### Work to be completed
Copy each line with the word "name" in it.

## Begin Data supplied

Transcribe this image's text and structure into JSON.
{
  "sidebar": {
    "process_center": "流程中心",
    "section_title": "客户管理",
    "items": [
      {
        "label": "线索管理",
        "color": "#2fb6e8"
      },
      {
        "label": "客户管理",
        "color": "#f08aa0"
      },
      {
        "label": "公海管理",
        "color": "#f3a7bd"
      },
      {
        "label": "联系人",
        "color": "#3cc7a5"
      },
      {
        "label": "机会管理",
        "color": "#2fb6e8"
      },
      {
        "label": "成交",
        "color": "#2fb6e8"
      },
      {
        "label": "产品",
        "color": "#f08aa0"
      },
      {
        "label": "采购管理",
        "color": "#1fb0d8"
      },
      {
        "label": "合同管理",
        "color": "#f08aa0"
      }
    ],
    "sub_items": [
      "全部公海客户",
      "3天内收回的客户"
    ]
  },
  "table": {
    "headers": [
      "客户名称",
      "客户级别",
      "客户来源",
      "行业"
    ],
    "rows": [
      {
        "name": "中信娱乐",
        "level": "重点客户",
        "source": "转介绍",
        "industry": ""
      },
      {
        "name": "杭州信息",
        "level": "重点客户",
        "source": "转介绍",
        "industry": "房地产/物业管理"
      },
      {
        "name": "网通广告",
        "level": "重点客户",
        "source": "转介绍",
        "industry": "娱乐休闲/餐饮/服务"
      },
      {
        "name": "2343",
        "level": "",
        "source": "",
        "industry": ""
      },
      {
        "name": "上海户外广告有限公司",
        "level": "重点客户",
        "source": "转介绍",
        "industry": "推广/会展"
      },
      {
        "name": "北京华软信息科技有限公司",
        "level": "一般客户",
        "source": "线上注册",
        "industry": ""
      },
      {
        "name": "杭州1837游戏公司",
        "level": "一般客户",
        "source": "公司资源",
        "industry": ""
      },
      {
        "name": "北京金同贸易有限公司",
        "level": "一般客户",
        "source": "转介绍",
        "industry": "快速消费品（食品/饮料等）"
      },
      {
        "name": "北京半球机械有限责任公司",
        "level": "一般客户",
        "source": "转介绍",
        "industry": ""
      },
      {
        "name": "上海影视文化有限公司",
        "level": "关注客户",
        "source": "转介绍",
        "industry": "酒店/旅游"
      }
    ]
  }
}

## End Data supplied

### Final result
        "name": "中信娱乐",
        "name": "杭州信息",
        "name": "网通广告",
        "name": "2343",
        "name": "上海户外广告有限公司",
        "name": "北京华软信息科技有限公司",
        "name": "杭州1837游戏公司",
        "name": "北京金同贸易有限公司",
        "name": "北京半球机械有限责任公司",
        "name": "上海影视文化有限公司",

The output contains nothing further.